▶ [EXERCISE INSTRUCTIONS]:
Wherever a line in the data below holds "технического", copy that line.

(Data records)
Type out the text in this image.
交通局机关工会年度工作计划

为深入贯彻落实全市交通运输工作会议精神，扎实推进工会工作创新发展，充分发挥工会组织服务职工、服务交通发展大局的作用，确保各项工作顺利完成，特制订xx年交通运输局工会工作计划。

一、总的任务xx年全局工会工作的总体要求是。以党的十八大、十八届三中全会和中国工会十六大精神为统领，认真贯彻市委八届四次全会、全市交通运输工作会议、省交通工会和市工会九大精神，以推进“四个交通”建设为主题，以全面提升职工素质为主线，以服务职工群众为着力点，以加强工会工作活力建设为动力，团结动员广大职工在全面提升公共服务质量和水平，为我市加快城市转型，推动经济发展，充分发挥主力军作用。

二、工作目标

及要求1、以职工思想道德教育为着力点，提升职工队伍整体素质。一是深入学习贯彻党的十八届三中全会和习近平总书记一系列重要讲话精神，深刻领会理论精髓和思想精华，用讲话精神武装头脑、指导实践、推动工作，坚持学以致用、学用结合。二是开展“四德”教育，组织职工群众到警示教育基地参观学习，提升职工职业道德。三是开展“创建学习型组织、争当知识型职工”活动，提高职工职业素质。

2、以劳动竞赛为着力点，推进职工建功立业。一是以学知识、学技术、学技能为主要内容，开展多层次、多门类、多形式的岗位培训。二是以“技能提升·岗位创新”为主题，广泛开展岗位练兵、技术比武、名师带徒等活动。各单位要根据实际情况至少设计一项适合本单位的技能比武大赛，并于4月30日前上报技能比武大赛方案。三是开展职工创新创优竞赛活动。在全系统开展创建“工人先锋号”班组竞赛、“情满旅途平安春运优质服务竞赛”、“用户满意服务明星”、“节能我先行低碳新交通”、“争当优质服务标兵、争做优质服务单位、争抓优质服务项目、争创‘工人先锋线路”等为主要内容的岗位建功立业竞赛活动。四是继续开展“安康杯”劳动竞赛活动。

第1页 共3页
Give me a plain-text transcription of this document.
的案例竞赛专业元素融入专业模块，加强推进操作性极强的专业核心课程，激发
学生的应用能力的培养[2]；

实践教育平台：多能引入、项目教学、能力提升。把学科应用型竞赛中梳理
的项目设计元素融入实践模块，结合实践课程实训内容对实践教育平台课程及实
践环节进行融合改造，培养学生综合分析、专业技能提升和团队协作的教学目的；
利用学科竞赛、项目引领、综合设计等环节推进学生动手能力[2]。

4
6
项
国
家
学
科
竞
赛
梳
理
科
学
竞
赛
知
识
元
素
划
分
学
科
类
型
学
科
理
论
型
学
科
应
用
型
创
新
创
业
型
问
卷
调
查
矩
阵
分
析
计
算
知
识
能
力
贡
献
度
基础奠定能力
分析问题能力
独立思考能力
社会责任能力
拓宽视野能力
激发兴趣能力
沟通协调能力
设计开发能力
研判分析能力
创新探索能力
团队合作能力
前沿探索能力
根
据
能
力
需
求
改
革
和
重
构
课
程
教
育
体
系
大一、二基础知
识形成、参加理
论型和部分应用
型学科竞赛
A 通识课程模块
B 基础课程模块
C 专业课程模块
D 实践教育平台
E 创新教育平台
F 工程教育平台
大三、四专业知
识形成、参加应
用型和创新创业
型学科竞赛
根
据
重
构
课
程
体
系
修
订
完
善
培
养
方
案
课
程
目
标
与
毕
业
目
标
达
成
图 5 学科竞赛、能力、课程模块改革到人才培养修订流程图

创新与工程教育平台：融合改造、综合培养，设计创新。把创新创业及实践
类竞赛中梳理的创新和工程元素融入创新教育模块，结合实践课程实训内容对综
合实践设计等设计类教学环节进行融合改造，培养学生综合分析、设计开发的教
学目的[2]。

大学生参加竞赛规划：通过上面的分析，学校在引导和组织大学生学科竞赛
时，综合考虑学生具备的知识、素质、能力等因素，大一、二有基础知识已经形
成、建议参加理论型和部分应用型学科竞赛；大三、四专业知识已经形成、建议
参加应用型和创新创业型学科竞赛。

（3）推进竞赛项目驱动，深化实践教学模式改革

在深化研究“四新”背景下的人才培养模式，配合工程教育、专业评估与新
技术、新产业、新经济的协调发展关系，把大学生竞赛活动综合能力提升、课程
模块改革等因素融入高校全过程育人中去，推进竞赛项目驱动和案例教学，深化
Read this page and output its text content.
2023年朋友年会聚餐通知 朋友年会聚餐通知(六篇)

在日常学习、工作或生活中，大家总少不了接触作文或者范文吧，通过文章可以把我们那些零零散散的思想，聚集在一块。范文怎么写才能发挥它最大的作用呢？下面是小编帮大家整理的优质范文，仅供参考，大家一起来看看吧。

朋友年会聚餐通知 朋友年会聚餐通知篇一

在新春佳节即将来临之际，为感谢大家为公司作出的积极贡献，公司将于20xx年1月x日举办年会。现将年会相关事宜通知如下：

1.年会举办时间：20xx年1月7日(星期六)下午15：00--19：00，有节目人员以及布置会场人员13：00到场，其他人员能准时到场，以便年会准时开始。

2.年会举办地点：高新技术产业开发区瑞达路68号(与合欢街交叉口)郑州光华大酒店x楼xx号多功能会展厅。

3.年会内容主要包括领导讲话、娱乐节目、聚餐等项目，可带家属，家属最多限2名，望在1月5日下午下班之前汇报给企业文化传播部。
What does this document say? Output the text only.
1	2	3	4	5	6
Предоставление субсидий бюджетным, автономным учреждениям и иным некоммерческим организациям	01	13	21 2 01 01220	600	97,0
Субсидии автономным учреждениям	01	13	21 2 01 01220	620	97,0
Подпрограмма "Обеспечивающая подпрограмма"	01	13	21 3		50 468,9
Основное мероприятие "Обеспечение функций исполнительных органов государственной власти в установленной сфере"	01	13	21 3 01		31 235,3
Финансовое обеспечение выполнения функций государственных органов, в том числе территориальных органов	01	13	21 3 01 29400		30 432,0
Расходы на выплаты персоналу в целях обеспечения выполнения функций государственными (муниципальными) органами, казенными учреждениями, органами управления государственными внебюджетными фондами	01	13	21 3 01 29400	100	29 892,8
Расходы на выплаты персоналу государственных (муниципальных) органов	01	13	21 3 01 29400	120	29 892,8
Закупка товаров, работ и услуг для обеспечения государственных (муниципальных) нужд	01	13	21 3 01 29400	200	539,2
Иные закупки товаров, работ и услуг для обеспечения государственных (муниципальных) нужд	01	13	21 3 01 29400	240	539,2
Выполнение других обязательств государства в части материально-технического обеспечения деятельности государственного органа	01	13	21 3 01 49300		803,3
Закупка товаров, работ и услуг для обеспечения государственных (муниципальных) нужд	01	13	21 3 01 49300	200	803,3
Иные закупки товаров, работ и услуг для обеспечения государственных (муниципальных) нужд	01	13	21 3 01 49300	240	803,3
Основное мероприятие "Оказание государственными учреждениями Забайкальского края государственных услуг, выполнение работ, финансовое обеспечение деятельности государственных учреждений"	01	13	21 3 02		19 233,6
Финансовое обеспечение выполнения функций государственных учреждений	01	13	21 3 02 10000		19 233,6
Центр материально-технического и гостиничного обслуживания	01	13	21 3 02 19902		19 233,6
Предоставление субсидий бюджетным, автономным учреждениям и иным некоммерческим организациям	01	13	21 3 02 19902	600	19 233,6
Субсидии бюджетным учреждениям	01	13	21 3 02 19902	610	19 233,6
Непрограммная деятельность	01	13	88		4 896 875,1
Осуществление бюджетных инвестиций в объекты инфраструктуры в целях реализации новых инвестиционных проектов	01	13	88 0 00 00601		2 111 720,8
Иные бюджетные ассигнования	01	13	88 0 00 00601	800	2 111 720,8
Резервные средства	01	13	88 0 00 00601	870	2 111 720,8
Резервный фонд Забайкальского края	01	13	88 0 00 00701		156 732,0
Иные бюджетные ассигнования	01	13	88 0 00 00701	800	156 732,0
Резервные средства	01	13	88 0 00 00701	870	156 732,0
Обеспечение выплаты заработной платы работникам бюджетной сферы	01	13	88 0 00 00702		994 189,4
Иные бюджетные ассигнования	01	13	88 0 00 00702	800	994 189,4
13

▶ [EXERCISE RESULT]:
Выполнение других обязательств государства в части материально-технического обеспечения деятельности государственного органа	01	13	21 3 01 49300		803,3
Центр материально-технического и гостиничного обслуживания	01	13	21 3 02 19902		19 233,6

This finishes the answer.